### [TASK PROMPT]
The answer is a single number: how many lines hold the string "type".

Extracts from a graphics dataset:
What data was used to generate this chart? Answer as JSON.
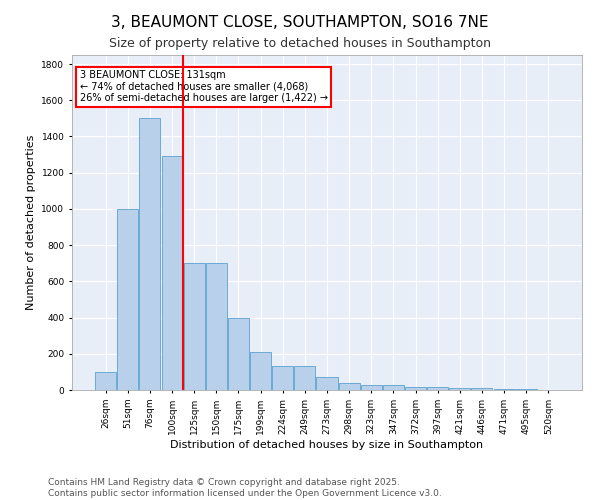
{
  "title_line1": "3, BEAUMONT CLOSE, SOUTHAMPTON, SO16 7NE",
  "title_line2": "Size of property relative to detached houses in Southampton",
  "xlabel": "Distribution of detached houses by size in Southampton",
  "ylabel": "Number of detached properties",
  "categories": [
    "26sqm",
    "51sqm",
    "76sqm",
    "100sqm",
    "125sqm",
    "150sqm",
    "175sqm",
    "199sqm",
    "224sqm",
    "249sqm",
    "273sqm",
    "298sqm",
    "323sqm",
    "347sqm",
    "372sqm",
    "397sqm",
    "421sqm",
    "446sqm",
    "471sqm",
    "495sqm",
    "520sqm"
  ],
  "values": [
    100,
    1000,
    1500,
    1290,
    700,
    700,
    400,
    210,
    130,
    130,
    70,
    40,
    30,
    30,
    15,
    15,
    10,
    10,
    5,
    5,
    0
  ],
  "bar_color": "#b8d0ea",
  "bar_edge_color": "#6aaad4",
  "vline_x": 3.5,
  "vline_color": "red",
  "annotation_text": "3 BEAUMONT CLOSE: 131sqm\n← 74% of detached houses are smaller (4,068)\n26% of semi-detached houses are larger (1,422) →",
  "annotation_box_color": "red",
  "annotation_text_color": "black",
  "ylim": [
    0,
    1850
  ],
  "yticks": [
    0,
    200,
    400,
    600,
    800,
    1000,
    1200,
    1400,
    1600,
    1800
  ],
  "background_color": "#e8eef8",
  "grid_color": "#ffffff",
  "footer_line1": "Contains HM Land Registry data © Crown copyright and database right 2025.",
  "footer_line2": "Contains public sector information licensed under the Open Government Licence v3.0.",
  "title_fontsize": 11,
  "subtitle_fontsize": 9,
  "axis_label_fontsize": 8,
  "tick_fontsize": 6.5,
  "footer_fontsize": 6.5
}
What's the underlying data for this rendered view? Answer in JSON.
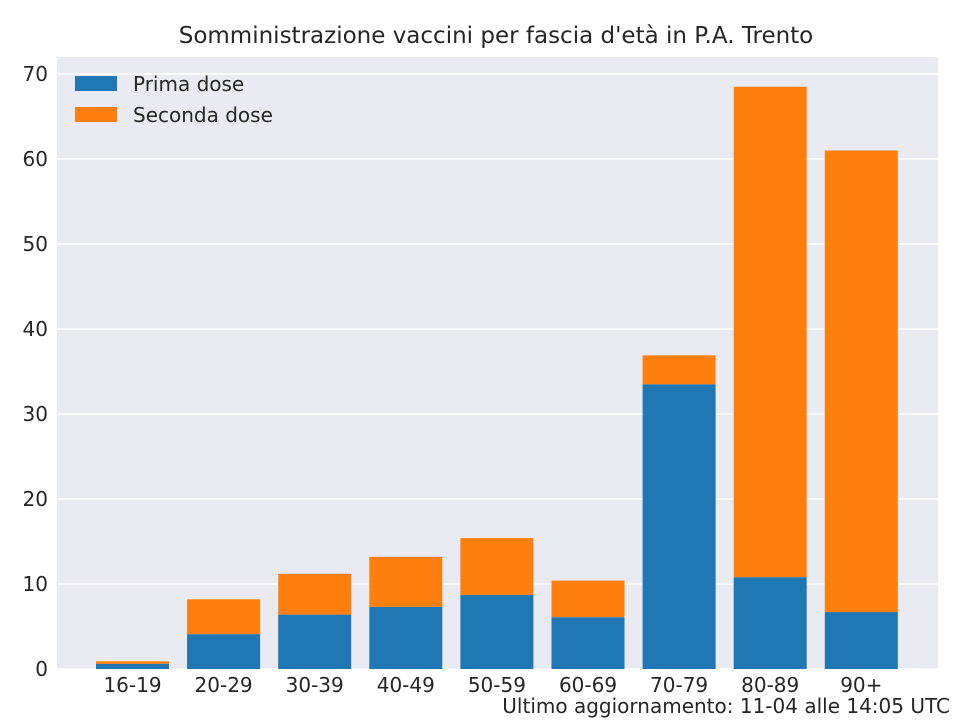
{
  "chart_data": {
    "type": "bar",
    "stacked": true,
    "title": "Somministrazione vaccini per fascia d'età in P.A. Trento",
    "xlabel": "",
    "ylabel": "",
    "categories": [
      "16-19",
      "20-29",
      "30-39",
      "40-49",
      "50-59",
      "60-69",
      "70-79",
      "80-89",
      "90+"
    ],
    "series": [
      {
        "name": "Prima dose",
        "color": "#1f77b4",
        "values": [
          0.6,
          4.1,
          6.4,
          7.3,
          8.7,
          6.1,
          33.5,
          10.8,
          6.7
        ]
      },
      {
        "name": "Seconda dose",
        "color": "#ff7f0e",
        "values": [
          0.3,
          4.1,
          4.8,
          5.9,
          6.7,
          4.3,
          3.4,
          57.7,
          54.3
        ]
      }
    ],
    "ylim": [
      0,
      72
    ],
    "yticks": [
      0,
      10,
      20,
      30,
      40,
      50,
      60,
      70
    ],
    "grid": true,
    "legend_position": "top-left",
    "background_color": "#eaeaf2",
    "grid_color": "#ffffff"
  },
  "footnote": "Ultimo aggiornamento: 11-04 alle 14:05 UTC"
}
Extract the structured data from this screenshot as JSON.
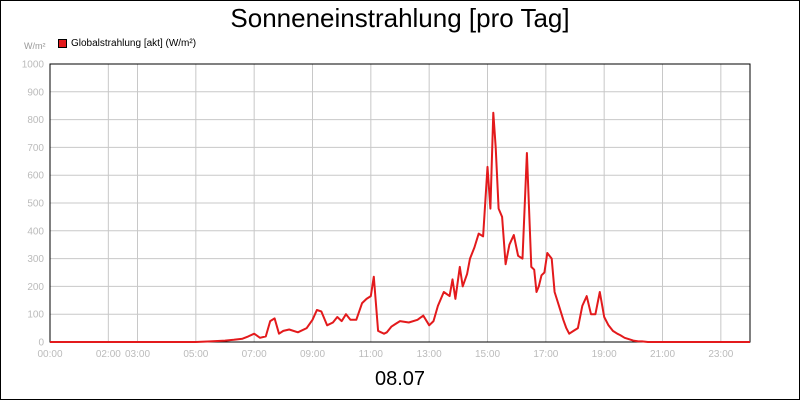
{
  "title": "Sonneneinstrahlung [pro Tag]",
  "date_label": "08.07",
  "chart_data": {
    "type": "line",
    "ylabel": "W/m²",
    "ylim": [
      0,
      1000
    ],
    "y_ticks": [
      0,
      100,
      200,
      300,
      400,
      500,
      600,
      700,
      800,
      900,
      1000
    ],
    "xlim": [
      0,
      24
    ],
    "x_tick_labels": [
      "00:00",
      "02:00",
      "03:00",
      "05:00",
      "07:00",
      "09:00",
      "11:00",
      "13:00",
      "15:00",
      "17:00",
      "19:00",
      "21:00",
      "23:00"
    ],
    "x_tick_positions": [
      0,
      2,
      3,
      5,
      7,
      9,
      11,
      13,
      15,
      17,
      19,
      21,
      23
    ],
    "x_units": "hours",
    "grid": true,
    "legend_position": "top-left",
    "series": [
      {
        "name": "Globalstrahlung [akt] (W/m²)",
        "color": "#e31a1c",
        "x": [
          0,
          5.0,
          5.5,
          6.0,
          6.3,
          6.6,
          6.8,
          7.0,
          7.2,
          7.4,
          7.55,
          7.7,
          7.85,
          8.0,
          8.2,
          8.5,
          8.8,
          9.0,
          9.15,
          9.3,
          9.5,
          9.7,
          9.85,
          10.0,
          10.15,
          10.3,
          10.5,
          10.7,
          10.85,
          11.0,
          11.1,
          11.25,
          11.35,
          11.45,
          11.55,
          11.7,
          11.85,
          12.0,
          12.3,
          12.6,
          12.8,
          13.0,
          13.15,
          13.3,
          13.5,
          13.7,
          13.8,
          13.9,
          14.05,
          14.15,
          14.3,
          14.4,
          14.55,
          14.7,
          14.85,
          15.0,
          15.1,
          15.2,
          15.28,
          15.38,
          15.5,
          15.62,
          15.75,
          15.9,
          16.05,
          16.2,
          16.35,
          16.5,
          16.6,
          16.68,
          16.76,
          16.85,
          16.95,
          17.05,
          17.2,
          17.3,
          17.45,
          17.6,
          17.7,
          17.8,
          17.95,
          18.1,
          18.25,
          18.4,
          18.55,
          18.7,
          18.85,
          19.0,
          19.15,
          19.3,
          19.45,
          19.55,
          19.7,
          19.85,
          20.0,
          20.15,
          20.3,
          20.5,
          21.0,
          24.0
        ],
        "values": [
          0,
          0,
          2,
          5,
          8,
          12,
          20,
          30,
          15,
          20,
          75,
          85,
          30,
          40,
          45,
          35,
          50,
          80,
          115,
          110,
          60,
          70,
          90,
          75,
          100,
          80,
          80,
          140,
          155,
          165,
          235,
          40,
          35,
          30,
          35,
          55,
          65,
          75,
          70,
          80,
          95,
          60,
          75,
          130,
          180,
          165,
          225,
          155,
          270,
          200,
          245,
          300,
          340,
          390,
          380,
          630,
          480,
          825,
          700,
          480,
          450,
          280,
          350,
          385,
          310,
          300,
          680,
          270,
          260,
          180,
          200,
          240,
          250,
          320,
          300,
          180,
          130,
          80,
          50,
          30,
          40,
          50,
          130,
          165,
          100,
          100,
          180,
          90,
          60,
          40,
          30,
          25,
          15,
          10,
          5,
          3,
          2,
          0,
          0,
          0
        ]
      }
    ]
  }
}
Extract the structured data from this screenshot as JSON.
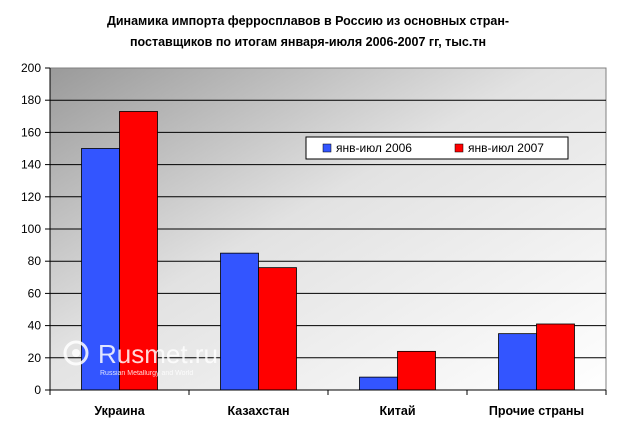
{
  "chart_data": {
    "type": "bar",
    "title_lines": [
      "Динамика импорта ферросплавов в Россию из основных стран-",
      "поставщиков по итогам января-июля 2006-2007 гг, тыс.тн"
    ],
    "categories": [
      "Украина",
      "Казахстан",
      "Китай",
      "Прочие страны"
    ],
    "series": [
      {
        "name": "янв-июл 2006",
        "color": "#3355ff",
        "values": [
          150,
          85,
          8,
          35
        ]
      },
      {
        "name": "янв-июл 2007",
        "color": "#ff0000",
        "values": [
          173,
          76,
          24,
          41
        ]
      }
    ],
    "ylim": [
      0,
      200
    ],
    "yticks": [
      0,
      20,
      40,
      60,
      80,
      100,
      120,
      140,
      160,
      180,
      200
    ],
    "grid": true,
    "legend_position": "top-right",
    "background": "gradient-gray",
    "xlabel": "",
    "ylabel": ""
  },
  "watermark": {
    "brand": "Rusmet.ru",
    "tagline": "Russian Metallurgy and World"
  }
}
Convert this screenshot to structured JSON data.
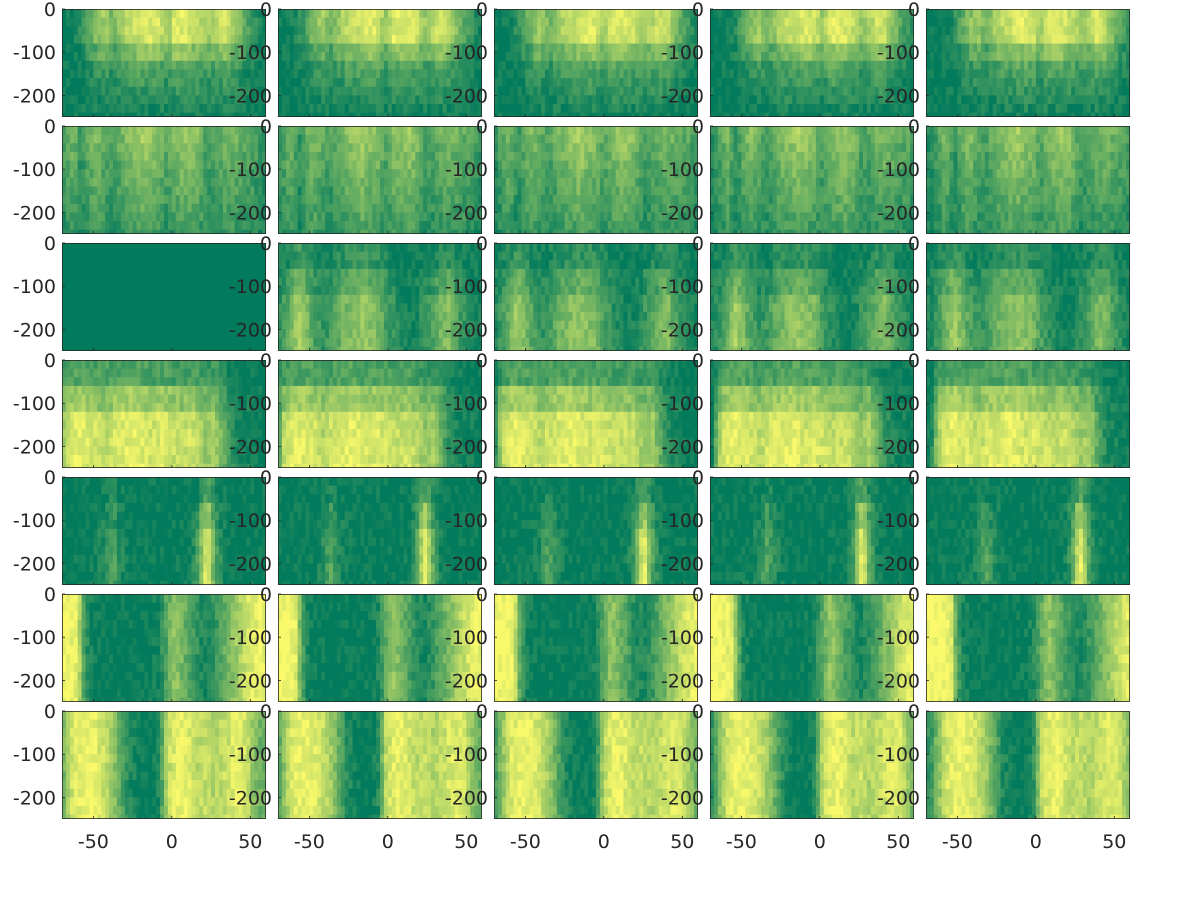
{
  "chart_data": {
    "type": "heatmap",
    "layout": {
      "rows": 7,
      "cols": 5
    },
    "title": "",
    "xlabel": "",
    "ylabel": "",
    "xlim": [
      -70,
      60
    ],
    "ylim": [
      -250,
      0
    ],
    "x_ticks": [
      -50,
      0,
      50
    ],
    "y_ticks": [
      0,
      -100,
      -200
    ],
    "x_tick_labels": [
      "-50",
      "0",
      "50"
    ],
    "y_tick_labels": [
      "0",
      "-100",
      "-200"
    ],
    "colormap": {
      "low": "#027a5c",
      "high": "#f9f96b"
    },
    "grid": false,
    "depth_levels": [
      0,
      -20,
      -40,
      -60,
      -80,
      -100,
      -120,
      -140,
      -160,
      -180,
      -200,
      -220,
      -240
    ],
    "rows": [
      {
        "pattern": "bright band in top ~70 m across most latitudes, fading with depth",
        "profile": [
          [
            -70,
            0.0
          ],
          [
            -60,
            0.05
          ],
          [
            -55,
            0.15
          ],
          [
            -50,
            0.35
          ],
          [
            -45,
            0.55
          ],
          [
            -40,
            0.65
          ],
          [
            -35,
            0.45
          ],
          [
            -30,
            0.6
          ],
          [
            -25,
            0.75
          ],
          [
            -20,
            0.8
          ],
          [
            -15,
            0.85
          ],
          [
            -10,
            0.9
          ],
          [
            -5,
            0.85
          ],
          [
            0,
            0.6
          ],
          [
            5,
            0.9
          ],
          [
            10,
            0.9
          ],
          [
            15,
            0.85
          ],
          [
            20,
            0.8
          ],
          [
            25,
            0.6
          ],
          [
            30,
            0.7
          ],
          [
            35,
            0.85
          ],
          [
            40,
            0.8
          ],
          [
            45,
            0.55
          ],
          [
            50,
            0.35
          ],
          [
            55,
            0.2
          ],
          [
            60,
            0.05
          ]
        ],
        "depth_falloff": "surface"
      },
      {
        "pattern": "moderate values, mottled vertical stripes, decreasing with depth",
        "profile": [
          [
            -70,
            0.15
          ],
          [
            -65,
            0.35
          ],
          [
            -60,
            0.5
          ],
          [
            -55,
            0.2
          ],
          [
            -50,
            0.45
          ],
          [
            -45,
            0.55
          ],
          [
            -40,
            0.4
          ],
          [
            -35,
            0.3
          ],
          [
            -30,
            0.45
          ],
          [
            -25,
            0.55
          ],
          [
            -20,
            0.6
          ],
          [
            -15,
            0.7
          ],
          [
            -10,
            0.6
          ],
          [
            -5,
            0.55
          ],
          [
            0,
            0.35
          ],
          [
            5,
            0.55
          ],
          [
            10,
            0.6
          ],
          [
            15,
            0.65
          ],
          [
            20,
            0.55
          ],
          [
            25,
            0.3
          ],
          [
            30,
            0.35
          ],
          [
            35,
            0.45
          ],
          [
            40,
            0.5
          ],
          [
            45,
            0.45
          ],
          [
            50,
            0.4
          ],
          [
            55,
            0.35
          ],
          [
            60,
            0.2
          ]
        ],
        "depth_falloff": "gradual"
      },
      {
        "pattern": "low values near surface; mid-latitude bright columns below ~80 m; first panel uniformly dark",
        "profile": [
          [
            -70,
            0.1
          ],
          [
            -65,
            0.25
          ],
          [
            -60,
            0.45
          ],
          [
            -55,
            0.7
          ],
          [
            -50,
            0.5
          ],
          [
            -45,
            0.3
          ],
          [
            -40,
            0.2
          ],
          [
            -35,
            0.25
          ],
          [
            -30,
            0.4
          ],
          [
            -25,
            0.5
          ],
          [
            -20,
            0.55
          ],
          [
            -15,
            0.6
          ],
          [
            -10,
            0.55
          ],
          [
            -5,
            0.5
          ],
          [
            0,
            0.3
          ],
          [
            5,
            0.2
          ],
          [
            10,
            0.1
          ],
          [
            15,
            0.05
          ],
          [
            20,
            0.1
          ],
          [
            25,
            0.2
          ],
          [
            30,
            0.3
          ],
          [
            35,
            0.45
          ],
          [
            40,
            0.55
          ],
          [
            45,
            0.35
          ],
          [
            50,
            0.2
          ],
          [
            55,
            0.1
          ],
          [
            60,
            0.05
          ]
        ],
        "depth_falloff": "deep"
      },
      {
        "pattern": "high values below ~100 m across -65..+35, darker near surface and at edges",
        "profile": [
          [
            -70,
            0.05
          ],
          [
            -65,
            0.75
          ],
          [
            -60,
            0.9
          ],
          [
            -55,
            0.95
          ],
          [
            -50,
            0.9
          ],
          [
            -45,
            0.85
          ],
          [
            -40,
            0.75
          ],
          [
            -35,
            0.85
          ],
          [
            -30,
            0.9
          ],
          [
            -25,
            0.92
          ],
          [
            -20,
            0.95
          ],
          [
            -15,
            0.9
          ],
          [
            -10,
            0.85
          ],
          [
            -5,
            0.9
          ],
          [
            0,
            0.85
          ],
          [
            5,
            0.8
          ],
          [
            10,
            0.8
          ],
          [
            15,
            0.85
          ],
          [
            20,
            0.75
          ],
          [
            25,
            0.6
          ],
          [
            30,
            0.7
          ],
          [
            35,
            0.45
          ],
          [
            40,
            0.2
          ],
          [
            45,
            0.1
          ],
          [
            50,
            0.05
          ],
          [
            55,
            0.05
          ],
          [
            60,
            0.0
          ]
        ],
        "depth_falloff": "deep"
      },
      {
        "pattern": "mostly dark, two narrow bright streaks near -35 and +25, brightest at bottom",
        "profile": [
          [
            -70,
            0.0
          ],
          [
            -60,
            0.0
          ],
          [
            -50,
            0.02
          ],
          [
            -45,
            0.05
          ],
          [
            -40,
            0.15
          ],
          [
            -35,
            0.35
          ],
          [
            -30,
            0.15
          ],
          [
            -25,
            0.05
          ],
          [
            -20,
            0.0
          ],
          [
            -10,
            0.0
          ],
          [
            0,
            0.0
          ],
          [
            10,
            0.02
          ],
          [
            15,
            0.05
          ],
          [
            20,
            0.3
          ],
          [
            23,
            0.75
          ],
          [
            26,
            0.95
          ],
          [
            30,
            0.4
          ],
          [
            35,
            0.1
          ],
          [
            40,
            0.0
          ],
          [
            50,
            0.0
          ],
          [
            60,
            0.0
          ]
        ],
        "depth_falloff": "deep"
      },
      {
        "pattern": "bright at southern edge (< -55) and northern edge (> 45), dark interior with streak near 0..+10",
        "profile": [
          [
            -70,
            1.0
          ],
          [
            -65,
            1.0
          ],
          [
            -60,
            0.95
          ],
          [
            -57,
            0.9
          ],
          [
            -54,
            0.4
          ],
          [
            -50,
            0.1
          ],
          [
            -45,
            0.02
          ],
          [
            -40,
            0.0
          ],
          [
            -30,
            0.0
          ],
          [
            -20,
            0.0
          ],
          [
            -10,
            0.02
          ],
          [
            -5,
            0.1
          ],
          [
            0,
            0.35
          ],
          [
            5,
            0.6
          ],
          [
            10,
            0.45
          ],
          [
            15,
            0.3
          ],
          [
            20,
            0.15
          ],
          [
            25,
            0.1
          ],
          [
            30,
            0.2
          ],
          [
            35,
            0.35
          ],
          [
            40,
            0.5
          ],
          [
            45,
            0.65
          ],
          [
            50,
            0.8
          ],
          [
            55,
            0.9
          ],
          [
            60,
            0.95
          ]
        ],
        "depth_falloff": "uniform"
      },
      {
        "pattern": "bright wedges -60..-30 and 0..+50, dark bands near -25..-5 and deep near 55",
        "profile": [
          [
            -70,
            0.2
          ],
          [
            -65,
            0.55
          ],
          [
            -60,
            0.85
          ],
          [
            -55,
            0.95
          ],
          [
            -50,
            0.95
          ],
          [
            -45,
            0.9
          ],
          [
            -40,
            0.8
          ],
          [
            -35,
            0.65
          ],
          [
            -30,
            0.4
          ],
          [
            -25,
            0.15
          ],
          [
            -20,
            0.05
          ],
          [
            -15,
            0.0
          ],
          [
            -10,
            0.0
          ],
          [
            -5,
            0.1
          ],
          [
            0,
            0.75
          ],
          [
            5,
            0.9
          ],
          [
            10,
            0.95
          ],
          [
            15,
            0.85
          ],
          [
            20,
            0.75
          ],
          [
            25,
            0.8
          ],
          [
            30,
            0.7
          ],
          [
            35,
            0.75
          ],
          [
            40,
            0.85
          ],
          [
            45,
            0.9
          ],
          [
            50,
            0.85
          ],
          [
            55,
            0.6
          ],
          [
            60,
            0.4
          ]
        ],
        "depth_falloff": "uniform"
      }
    ],
    "panel_notes": {
      "row_3_col_1": "uniform low (dark green) field",
      "row_7": "bright wedges widen toward bottom"
    }
  }
}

### [EXERCISE RESULT]
4